- _Set problem_
Isolate every line in the data with the string "name" and copy it.

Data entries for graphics

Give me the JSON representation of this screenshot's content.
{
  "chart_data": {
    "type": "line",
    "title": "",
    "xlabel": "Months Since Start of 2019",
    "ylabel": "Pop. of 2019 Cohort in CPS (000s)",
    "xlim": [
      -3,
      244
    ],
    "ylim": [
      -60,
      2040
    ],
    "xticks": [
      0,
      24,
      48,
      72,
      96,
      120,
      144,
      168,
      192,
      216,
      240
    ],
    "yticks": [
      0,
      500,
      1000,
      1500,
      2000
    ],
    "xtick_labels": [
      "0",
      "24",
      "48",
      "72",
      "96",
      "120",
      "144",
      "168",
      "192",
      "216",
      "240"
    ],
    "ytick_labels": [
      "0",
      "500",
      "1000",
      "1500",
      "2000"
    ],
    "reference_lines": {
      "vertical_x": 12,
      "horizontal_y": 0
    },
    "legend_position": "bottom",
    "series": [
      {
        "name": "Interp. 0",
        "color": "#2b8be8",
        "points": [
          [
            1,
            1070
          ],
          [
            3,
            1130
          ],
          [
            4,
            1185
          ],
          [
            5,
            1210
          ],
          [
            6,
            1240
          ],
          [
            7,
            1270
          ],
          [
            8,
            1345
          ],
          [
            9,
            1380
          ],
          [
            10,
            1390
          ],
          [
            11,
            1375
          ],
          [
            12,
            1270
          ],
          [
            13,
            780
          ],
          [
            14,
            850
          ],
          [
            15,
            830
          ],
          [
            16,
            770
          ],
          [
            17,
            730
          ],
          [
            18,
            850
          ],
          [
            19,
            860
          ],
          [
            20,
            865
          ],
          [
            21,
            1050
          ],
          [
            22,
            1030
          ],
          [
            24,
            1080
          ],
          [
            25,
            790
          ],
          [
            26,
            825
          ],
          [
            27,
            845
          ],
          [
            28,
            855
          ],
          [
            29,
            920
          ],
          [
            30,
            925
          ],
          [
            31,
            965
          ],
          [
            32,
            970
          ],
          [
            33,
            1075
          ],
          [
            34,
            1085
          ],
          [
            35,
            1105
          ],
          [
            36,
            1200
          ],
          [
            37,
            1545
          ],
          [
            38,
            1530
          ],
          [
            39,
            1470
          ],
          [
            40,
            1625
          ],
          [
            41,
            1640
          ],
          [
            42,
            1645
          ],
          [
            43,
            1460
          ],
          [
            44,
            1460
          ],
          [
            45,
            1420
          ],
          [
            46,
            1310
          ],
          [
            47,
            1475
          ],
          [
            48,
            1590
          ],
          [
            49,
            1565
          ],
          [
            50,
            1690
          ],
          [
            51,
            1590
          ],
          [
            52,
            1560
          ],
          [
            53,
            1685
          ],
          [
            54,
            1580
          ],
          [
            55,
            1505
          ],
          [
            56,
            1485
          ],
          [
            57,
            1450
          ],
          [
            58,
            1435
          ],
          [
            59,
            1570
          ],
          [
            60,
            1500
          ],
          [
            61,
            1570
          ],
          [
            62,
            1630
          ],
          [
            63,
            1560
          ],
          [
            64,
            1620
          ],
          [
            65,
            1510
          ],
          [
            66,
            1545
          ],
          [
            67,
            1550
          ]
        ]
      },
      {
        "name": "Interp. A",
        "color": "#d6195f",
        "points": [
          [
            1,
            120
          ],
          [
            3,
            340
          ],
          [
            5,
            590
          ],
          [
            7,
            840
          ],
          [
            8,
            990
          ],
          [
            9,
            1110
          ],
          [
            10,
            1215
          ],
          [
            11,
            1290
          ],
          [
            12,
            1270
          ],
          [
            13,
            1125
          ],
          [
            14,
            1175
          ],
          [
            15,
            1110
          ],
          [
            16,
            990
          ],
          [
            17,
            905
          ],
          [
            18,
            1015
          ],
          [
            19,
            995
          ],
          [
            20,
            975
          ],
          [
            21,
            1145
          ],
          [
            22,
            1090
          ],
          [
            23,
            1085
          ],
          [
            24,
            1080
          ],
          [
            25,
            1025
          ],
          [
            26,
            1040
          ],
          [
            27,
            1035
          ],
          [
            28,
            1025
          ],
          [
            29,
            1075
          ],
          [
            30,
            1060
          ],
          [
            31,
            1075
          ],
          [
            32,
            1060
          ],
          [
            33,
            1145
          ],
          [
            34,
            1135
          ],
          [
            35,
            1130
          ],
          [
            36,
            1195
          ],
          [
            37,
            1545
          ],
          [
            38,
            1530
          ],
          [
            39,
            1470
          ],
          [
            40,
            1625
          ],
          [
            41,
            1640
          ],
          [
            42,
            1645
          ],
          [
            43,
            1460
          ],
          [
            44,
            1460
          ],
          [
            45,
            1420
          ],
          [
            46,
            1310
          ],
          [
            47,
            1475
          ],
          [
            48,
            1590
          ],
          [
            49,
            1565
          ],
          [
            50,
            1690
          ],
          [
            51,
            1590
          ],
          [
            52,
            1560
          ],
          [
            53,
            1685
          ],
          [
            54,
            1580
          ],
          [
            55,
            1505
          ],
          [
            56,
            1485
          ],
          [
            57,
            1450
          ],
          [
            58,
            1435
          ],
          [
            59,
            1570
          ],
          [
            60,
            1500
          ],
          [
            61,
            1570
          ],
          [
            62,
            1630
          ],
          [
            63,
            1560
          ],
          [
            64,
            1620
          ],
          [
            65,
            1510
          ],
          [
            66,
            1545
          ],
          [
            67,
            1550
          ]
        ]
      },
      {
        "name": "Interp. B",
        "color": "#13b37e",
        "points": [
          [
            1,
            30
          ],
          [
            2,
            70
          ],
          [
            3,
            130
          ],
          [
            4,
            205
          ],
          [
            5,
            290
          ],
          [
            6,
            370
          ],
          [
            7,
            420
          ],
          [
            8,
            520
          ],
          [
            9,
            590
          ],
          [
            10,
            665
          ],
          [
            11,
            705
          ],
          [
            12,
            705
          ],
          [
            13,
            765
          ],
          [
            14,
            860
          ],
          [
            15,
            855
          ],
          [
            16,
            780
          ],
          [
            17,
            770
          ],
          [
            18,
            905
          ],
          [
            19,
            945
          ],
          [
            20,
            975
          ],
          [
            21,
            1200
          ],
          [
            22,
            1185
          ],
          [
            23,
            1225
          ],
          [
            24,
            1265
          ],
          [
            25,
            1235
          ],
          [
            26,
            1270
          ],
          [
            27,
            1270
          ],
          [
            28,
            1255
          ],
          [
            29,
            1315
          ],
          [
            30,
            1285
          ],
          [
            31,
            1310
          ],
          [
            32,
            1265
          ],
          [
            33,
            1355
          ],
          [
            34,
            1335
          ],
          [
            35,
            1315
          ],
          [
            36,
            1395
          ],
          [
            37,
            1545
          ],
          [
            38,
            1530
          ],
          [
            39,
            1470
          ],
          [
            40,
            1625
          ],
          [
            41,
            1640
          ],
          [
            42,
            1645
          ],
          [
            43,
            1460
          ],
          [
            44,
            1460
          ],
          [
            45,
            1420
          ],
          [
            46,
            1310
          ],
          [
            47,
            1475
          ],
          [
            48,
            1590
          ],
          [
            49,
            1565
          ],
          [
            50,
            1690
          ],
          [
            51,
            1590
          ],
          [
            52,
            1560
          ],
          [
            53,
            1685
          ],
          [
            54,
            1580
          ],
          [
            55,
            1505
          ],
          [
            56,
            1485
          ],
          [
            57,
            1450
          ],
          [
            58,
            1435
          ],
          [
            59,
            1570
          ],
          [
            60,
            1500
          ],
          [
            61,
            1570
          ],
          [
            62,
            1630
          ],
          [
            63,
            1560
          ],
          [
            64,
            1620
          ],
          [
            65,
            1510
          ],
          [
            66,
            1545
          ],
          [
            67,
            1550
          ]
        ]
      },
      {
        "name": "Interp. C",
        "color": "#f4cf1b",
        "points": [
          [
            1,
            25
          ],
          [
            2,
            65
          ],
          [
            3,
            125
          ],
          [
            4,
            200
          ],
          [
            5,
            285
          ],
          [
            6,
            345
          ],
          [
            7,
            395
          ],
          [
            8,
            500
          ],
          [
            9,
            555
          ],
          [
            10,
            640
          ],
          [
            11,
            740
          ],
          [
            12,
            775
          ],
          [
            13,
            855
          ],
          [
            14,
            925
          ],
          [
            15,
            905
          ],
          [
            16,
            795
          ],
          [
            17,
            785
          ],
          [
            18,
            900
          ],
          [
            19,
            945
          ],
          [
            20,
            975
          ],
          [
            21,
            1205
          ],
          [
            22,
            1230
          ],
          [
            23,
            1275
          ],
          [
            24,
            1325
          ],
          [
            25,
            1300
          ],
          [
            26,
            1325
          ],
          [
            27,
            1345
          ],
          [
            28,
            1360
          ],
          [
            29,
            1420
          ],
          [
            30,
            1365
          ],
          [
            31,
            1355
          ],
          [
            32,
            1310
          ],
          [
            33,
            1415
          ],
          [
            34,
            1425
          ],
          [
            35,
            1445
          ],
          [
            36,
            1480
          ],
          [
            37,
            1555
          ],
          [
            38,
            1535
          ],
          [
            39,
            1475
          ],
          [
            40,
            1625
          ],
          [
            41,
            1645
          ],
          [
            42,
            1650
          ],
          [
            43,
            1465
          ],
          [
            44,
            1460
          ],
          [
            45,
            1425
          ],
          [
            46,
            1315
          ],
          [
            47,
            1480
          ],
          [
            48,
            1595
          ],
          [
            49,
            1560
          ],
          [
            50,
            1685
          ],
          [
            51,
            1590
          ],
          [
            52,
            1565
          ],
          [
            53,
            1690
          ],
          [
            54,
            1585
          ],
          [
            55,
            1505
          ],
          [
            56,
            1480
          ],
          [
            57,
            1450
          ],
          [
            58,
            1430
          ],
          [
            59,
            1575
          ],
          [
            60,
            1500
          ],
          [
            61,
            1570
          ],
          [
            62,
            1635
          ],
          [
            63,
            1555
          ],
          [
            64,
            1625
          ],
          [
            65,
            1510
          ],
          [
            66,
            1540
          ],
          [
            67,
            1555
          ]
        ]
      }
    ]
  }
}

- _Written reply_
        "name": "Interp. 0",
        "name": "Interp. A",
        "name": "Interp. B",
        "name": "Interp. C",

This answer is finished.